Items from a figure collection
********************

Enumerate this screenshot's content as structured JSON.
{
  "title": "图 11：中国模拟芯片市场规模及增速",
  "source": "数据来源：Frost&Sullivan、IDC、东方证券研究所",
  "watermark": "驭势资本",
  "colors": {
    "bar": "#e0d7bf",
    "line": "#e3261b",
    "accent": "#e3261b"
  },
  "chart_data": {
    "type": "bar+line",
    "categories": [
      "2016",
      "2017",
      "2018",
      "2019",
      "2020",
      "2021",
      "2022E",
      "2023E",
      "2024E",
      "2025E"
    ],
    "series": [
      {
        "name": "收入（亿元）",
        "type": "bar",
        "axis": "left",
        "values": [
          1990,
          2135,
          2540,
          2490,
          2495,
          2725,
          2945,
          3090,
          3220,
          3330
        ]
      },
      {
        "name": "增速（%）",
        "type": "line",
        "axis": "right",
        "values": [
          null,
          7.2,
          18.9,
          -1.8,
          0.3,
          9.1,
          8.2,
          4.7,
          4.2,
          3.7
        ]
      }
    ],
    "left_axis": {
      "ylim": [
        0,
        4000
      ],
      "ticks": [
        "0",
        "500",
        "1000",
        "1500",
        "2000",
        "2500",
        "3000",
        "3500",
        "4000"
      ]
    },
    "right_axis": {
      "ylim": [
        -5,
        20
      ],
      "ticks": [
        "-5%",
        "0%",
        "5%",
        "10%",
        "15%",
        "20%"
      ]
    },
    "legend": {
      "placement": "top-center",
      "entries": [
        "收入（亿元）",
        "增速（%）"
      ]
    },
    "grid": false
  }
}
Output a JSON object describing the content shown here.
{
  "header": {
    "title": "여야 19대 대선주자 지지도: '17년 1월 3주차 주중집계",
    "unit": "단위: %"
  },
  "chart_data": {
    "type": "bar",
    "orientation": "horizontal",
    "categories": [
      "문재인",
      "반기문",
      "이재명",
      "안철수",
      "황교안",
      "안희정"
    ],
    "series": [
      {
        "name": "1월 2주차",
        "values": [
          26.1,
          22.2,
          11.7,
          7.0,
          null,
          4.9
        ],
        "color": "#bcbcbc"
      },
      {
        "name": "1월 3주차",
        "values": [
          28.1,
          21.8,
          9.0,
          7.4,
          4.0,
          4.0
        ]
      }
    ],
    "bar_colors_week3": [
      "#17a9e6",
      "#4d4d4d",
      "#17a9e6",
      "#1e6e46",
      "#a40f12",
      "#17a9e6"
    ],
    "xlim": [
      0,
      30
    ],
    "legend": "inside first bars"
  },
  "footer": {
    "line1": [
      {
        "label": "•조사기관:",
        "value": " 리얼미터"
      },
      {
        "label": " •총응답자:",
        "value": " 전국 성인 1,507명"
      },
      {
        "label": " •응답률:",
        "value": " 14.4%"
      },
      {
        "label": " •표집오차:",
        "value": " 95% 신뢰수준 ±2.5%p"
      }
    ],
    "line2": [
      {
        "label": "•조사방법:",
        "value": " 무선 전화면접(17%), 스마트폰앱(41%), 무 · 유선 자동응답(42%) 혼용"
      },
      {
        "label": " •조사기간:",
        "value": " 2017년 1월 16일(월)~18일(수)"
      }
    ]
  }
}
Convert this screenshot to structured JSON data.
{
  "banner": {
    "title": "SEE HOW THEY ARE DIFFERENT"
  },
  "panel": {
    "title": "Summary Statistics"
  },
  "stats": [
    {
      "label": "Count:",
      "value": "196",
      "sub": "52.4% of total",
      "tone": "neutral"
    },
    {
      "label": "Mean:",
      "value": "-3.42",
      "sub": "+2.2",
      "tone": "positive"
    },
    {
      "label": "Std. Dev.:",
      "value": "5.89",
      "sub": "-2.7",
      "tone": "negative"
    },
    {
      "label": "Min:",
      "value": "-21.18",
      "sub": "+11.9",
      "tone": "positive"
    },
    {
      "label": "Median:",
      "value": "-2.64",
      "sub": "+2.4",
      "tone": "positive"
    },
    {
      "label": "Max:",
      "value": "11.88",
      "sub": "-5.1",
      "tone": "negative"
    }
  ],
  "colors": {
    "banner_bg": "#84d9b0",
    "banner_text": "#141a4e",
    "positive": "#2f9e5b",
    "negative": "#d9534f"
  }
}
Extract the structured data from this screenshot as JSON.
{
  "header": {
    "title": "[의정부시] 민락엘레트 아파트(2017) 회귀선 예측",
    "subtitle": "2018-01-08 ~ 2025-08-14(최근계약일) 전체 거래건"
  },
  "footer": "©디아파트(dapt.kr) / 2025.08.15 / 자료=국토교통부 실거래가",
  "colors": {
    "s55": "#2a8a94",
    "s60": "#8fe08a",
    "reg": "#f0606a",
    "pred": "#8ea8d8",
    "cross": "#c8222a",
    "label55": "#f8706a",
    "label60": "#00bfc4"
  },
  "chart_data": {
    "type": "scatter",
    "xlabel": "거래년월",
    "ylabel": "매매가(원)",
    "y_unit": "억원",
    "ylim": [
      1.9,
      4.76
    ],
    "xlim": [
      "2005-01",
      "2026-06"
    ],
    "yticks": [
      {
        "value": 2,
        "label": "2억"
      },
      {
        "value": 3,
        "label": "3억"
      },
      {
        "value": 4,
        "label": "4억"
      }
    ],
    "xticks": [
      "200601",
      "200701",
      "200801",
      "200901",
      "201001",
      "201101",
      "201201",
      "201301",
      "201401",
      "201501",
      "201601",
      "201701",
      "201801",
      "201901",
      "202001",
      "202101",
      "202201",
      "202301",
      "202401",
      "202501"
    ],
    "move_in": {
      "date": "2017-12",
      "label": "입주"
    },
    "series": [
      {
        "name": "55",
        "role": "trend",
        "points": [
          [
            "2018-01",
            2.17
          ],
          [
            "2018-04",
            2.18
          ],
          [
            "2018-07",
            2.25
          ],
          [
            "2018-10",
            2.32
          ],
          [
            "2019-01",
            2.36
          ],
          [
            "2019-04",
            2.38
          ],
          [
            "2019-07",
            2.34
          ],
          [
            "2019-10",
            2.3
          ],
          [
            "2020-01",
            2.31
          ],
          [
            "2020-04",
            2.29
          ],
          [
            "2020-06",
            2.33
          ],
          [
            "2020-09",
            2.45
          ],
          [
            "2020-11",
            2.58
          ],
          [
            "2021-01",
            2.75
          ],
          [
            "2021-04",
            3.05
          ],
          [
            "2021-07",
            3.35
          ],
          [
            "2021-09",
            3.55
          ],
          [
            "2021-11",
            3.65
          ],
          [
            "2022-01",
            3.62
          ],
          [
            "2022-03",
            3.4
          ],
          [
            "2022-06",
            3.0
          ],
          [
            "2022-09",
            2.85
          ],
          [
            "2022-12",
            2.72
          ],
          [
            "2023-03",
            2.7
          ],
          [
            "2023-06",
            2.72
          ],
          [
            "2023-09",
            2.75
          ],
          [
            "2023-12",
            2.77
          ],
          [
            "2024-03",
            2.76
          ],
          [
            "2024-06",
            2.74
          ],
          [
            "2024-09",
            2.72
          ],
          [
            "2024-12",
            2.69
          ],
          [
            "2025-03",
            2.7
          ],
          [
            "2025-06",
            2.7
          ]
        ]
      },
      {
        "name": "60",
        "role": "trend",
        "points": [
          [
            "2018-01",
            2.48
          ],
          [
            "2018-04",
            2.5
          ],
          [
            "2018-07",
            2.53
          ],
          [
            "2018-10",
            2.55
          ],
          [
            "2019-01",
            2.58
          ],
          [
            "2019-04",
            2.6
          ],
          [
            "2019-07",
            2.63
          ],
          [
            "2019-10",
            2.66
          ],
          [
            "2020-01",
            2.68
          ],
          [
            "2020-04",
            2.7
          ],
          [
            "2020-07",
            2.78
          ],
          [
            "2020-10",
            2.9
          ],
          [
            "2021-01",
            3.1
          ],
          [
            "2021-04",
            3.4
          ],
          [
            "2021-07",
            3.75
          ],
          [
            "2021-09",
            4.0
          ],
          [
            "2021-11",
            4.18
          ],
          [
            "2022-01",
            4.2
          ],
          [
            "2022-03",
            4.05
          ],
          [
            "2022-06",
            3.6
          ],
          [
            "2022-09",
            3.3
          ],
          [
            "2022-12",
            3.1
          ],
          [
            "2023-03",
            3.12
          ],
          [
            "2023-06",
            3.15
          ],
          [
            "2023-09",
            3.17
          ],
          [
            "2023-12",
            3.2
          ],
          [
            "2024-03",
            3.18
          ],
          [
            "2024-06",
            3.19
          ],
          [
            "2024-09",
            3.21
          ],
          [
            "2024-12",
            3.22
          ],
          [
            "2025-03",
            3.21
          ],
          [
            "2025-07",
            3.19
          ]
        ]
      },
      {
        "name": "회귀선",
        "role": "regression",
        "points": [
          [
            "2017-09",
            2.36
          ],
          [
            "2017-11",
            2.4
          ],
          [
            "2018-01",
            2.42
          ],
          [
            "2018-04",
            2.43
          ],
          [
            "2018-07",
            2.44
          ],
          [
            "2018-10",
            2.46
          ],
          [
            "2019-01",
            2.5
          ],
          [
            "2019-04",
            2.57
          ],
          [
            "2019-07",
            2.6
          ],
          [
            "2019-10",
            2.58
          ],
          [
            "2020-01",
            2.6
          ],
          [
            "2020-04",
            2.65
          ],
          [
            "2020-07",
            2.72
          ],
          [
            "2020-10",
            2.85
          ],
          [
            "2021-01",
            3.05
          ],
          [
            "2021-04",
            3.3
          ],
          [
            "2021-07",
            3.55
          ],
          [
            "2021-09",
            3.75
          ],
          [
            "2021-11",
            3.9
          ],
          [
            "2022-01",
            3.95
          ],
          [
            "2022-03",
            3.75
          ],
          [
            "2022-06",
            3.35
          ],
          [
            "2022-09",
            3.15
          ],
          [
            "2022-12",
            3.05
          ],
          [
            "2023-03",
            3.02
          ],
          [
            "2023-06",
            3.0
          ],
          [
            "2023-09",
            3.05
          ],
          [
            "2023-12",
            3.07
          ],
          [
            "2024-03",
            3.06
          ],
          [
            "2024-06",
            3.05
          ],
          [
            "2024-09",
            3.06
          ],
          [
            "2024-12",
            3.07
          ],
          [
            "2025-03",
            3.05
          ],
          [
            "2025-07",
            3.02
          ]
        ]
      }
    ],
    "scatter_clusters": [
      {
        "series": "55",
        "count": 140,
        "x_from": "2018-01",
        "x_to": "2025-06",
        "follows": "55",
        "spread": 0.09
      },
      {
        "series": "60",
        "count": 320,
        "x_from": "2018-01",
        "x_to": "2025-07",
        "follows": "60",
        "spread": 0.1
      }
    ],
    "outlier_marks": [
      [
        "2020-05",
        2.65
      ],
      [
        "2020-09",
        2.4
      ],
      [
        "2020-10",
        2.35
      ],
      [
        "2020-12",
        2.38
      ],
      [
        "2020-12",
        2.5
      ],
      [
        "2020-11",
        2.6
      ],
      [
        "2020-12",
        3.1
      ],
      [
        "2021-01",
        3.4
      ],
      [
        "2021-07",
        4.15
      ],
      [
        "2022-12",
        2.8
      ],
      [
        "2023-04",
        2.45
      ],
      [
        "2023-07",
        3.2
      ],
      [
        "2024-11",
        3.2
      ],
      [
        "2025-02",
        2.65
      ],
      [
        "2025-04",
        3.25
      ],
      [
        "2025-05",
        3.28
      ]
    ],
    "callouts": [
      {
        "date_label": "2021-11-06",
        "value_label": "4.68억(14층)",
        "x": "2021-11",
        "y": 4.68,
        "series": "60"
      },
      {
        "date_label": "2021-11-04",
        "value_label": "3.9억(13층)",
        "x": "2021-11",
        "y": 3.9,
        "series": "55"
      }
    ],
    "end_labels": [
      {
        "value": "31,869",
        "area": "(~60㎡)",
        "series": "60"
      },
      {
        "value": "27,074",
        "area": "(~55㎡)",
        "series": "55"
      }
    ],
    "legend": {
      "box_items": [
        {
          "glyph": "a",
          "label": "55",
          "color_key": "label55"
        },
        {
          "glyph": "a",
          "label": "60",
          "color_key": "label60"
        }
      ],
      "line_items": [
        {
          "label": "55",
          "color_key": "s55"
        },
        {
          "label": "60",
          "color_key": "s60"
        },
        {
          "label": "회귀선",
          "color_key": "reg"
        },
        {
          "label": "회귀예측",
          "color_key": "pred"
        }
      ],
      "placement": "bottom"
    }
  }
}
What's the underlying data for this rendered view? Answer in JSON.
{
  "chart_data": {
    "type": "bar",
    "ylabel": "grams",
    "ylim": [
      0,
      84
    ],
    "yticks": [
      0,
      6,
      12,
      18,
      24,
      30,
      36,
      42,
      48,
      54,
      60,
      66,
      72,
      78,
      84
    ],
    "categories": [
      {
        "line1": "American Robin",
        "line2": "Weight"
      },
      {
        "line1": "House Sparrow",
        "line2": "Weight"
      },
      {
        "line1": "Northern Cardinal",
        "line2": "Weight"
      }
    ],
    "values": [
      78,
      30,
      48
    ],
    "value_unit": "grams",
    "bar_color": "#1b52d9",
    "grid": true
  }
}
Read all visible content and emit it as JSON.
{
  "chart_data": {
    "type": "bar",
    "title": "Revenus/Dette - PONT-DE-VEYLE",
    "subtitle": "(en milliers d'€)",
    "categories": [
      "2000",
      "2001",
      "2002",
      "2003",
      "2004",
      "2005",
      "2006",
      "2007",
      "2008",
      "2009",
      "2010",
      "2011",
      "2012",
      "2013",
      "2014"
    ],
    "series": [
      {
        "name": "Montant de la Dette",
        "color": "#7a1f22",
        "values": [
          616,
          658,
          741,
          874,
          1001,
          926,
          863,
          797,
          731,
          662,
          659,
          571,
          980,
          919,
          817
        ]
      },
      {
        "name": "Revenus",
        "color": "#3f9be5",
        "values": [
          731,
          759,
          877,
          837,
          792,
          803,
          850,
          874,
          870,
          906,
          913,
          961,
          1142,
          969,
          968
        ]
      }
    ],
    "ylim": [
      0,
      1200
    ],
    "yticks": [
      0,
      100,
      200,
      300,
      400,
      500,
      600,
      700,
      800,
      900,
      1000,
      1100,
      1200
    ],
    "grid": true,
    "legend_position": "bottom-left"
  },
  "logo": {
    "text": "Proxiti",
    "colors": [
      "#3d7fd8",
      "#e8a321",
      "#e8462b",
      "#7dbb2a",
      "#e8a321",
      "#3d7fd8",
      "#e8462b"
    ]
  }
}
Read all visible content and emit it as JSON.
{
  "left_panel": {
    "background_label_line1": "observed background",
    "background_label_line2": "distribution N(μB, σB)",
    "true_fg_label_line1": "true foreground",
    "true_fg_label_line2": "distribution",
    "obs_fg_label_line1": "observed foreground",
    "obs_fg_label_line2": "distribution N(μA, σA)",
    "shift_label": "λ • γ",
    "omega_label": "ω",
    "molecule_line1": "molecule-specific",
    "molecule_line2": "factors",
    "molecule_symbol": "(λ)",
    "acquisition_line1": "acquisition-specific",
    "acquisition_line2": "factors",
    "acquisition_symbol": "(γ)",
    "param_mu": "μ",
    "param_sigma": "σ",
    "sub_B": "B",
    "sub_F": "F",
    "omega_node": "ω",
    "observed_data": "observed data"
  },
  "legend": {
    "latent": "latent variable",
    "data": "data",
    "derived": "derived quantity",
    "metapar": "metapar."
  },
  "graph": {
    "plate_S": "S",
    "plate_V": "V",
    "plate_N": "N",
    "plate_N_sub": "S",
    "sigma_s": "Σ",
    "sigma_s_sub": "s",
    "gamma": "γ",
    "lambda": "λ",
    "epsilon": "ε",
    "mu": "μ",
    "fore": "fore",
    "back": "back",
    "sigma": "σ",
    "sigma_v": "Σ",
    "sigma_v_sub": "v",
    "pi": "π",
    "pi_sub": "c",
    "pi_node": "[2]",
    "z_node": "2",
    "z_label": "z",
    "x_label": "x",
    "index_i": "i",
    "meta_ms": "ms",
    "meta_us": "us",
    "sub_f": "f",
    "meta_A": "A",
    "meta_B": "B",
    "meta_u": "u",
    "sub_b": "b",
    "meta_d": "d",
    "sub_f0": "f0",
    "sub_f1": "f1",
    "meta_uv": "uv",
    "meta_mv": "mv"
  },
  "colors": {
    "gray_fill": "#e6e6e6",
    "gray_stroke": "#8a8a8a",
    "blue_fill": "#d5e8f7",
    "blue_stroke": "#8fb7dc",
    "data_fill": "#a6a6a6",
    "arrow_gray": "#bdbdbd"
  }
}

********************

Copy all lines from the listing that contain "structured".

Enumerate this screenshot's content as structured JSON.
Convert this screenshot to structured JSON data.
Extract the structured data from this screenshot as JSON.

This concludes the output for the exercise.